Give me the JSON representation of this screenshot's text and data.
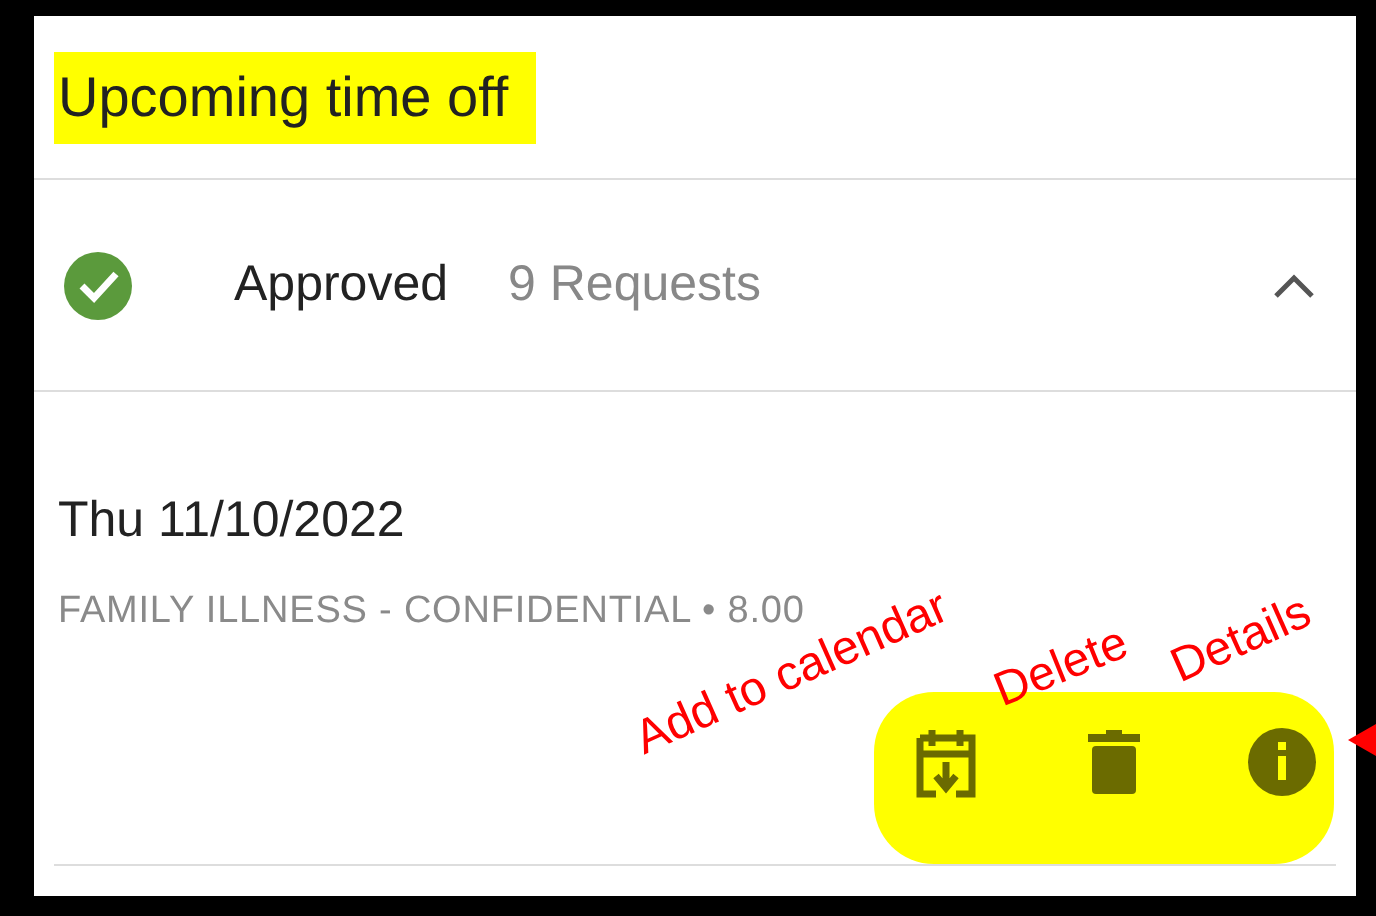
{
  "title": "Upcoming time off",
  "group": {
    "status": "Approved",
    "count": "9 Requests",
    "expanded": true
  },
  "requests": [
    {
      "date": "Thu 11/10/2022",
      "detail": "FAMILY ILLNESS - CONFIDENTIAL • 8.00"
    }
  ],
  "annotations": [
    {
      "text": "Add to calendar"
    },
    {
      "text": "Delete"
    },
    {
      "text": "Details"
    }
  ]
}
----
### THE EXERCISE
Set each line of the records down exactly, leaving every picture out.

### FINAL RESULT
Give me the JSON representation of this screenshot's text and data.
{
  "title": "Upcoming time off",
  "group": {
    "status": "Approved",
    "count": "9 Requests",
    "expanded": true
  },
  "requests": [
    {
      "date": "Thu 11/10/2022",
      "detail": "FAMILY ILLNESS - CONFIDENTIAL • 8.00"
    }
  ],
  "annotations": [
    {
      "text": "Add to calendar"
    },
    {
      "text": "Delete"
    },
    {
      "text": "Details"
    }
  ]
}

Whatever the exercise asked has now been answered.